Below is a block of data; give all of it again word for word.

§ Provided material
— Begin —

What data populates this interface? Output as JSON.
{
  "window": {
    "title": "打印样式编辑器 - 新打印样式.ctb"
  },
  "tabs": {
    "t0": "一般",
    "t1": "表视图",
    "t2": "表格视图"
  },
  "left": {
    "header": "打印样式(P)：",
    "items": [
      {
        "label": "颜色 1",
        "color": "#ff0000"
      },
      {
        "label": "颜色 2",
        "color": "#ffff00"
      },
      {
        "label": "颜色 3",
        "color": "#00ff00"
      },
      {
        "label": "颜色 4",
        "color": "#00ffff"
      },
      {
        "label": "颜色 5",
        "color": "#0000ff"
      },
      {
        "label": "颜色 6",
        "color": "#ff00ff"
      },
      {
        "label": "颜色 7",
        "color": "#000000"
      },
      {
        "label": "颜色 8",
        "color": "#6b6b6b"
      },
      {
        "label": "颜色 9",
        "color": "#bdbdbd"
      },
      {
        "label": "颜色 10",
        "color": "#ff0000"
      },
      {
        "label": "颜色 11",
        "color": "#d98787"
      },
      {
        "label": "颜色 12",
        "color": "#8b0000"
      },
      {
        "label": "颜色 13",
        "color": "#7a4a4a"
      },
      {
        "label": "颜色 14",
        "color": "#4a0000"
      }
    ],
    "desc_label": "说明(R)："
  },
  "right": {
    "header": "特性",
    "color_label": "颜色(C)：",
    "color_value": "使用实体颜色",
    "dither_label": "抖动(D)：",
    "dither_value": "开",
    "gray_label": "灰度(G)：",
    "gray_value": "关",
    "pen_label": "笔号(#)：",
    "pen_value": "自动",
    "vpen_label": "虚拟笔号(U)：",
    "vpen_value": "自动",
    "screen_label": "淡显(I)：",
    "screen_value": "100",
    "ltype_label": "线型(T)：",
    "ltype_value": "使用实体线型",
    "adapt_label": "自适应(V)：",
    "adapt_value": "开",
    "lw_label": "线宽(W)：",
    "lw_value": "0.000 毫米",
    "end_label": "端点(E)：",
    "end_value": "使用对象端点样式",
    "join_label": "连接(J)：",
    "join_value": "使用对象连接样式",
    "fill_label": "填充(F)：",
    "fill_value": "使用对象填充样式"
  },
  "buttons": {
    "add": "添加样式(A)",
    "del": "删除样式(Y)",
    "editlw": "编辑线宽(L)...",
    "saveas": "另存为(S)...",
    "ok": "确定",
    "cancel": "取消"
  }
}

— End —

§ Answer below
What data populates this interface? Output as JSON.
{
  "window": {
    "title": "打印样式编辑器 - 新打印样式.ctb"
  },
  "tabs": {
    "t0": "一般",
    "t1": "表视图",
    "t2": "表格视图"
  },
  "left": {
    "header": "打印样式(P)：",
    "items": [
      {
        "label": "颜色 1",
        "color": "#ff0000"
      },
      {
        "label": "颜色 2",
        "color": "#ffff00"
      },
      {
        "label": "颜色 3",
        "color": "#00ff00"
      },
      {
        "label": "颜色 4",
        "color": "#00ffff"
      },
      {
        "label": "颜色 5",
        "color": "#0000ff"
      },
      {
        "label": "颜色 6",
        "color": "#ff00ff"
      },
      {
        "label": "颜色 7",
        "color": "#000000"
      },
      {
        "label": "颜色 8",
        "color": "#6b6b6b"
      },
      {
        "label": "颜色 9",
        "color": "#bdbdbd"
      },
      {
        "label": "颜色 10",
        "color": "#ff0000"
      },
      {
        "label": "颜色 11",
        "color": "#d98787"
      },
      {
        "label": "颜色 12",
        "color": "#8b0000"
      },
      {
        "label": "颜色 13",
        "color": "#7a4a4a"
      },
      {
        "label": "颜色 14",
        "color": "#4a0000"
      }
    ],
    "desc_label": "说明(R)："
  },
  "right": {
    "header": "特性",
    "color_label": "颜色(C)：",
    "color_value": "使用实体颜色",
    "dither_label": "抖动(D)：",
    "dither_value": "开",
    "gray_label": "灰度(G)：",
    "gray_value": "关",
    "pen_label": "笔号(#)：",
    "pen_value": "自动",
    "vpen_label": "虚拟笔号(U)：",
    "vpen_value": "自动",
    "screen_label": "淡显(I)：",
    "screen_value": "100",
    "ltype_label": "线型(T)：",
    "ltype_value": "使用实体线型",
    "adapt_label": "自适应(V)：",
    "adapt_value": "开",
    "lw_label": "线宽(W)：",
    "lw_value": "0.000 毫米",
    "end_label": "端点(E)：",
    "end_value": "使用对象端点样式",
    "join_label": "连接(J)：",
    "join_value": "使用对象连接样式",
    "fill_label": "填充(F)：",
    "fill_value": "使用对象填充样式"
  },
  "buttons": {
    "add": "添加样式(A)",
    "del": "删除样式(Y)",
    "editlw": "编辑线宽(L)...",
    "saveas": "另存为(S)...",
    "ok": "确定",
    "cancel": "取消"
  }
}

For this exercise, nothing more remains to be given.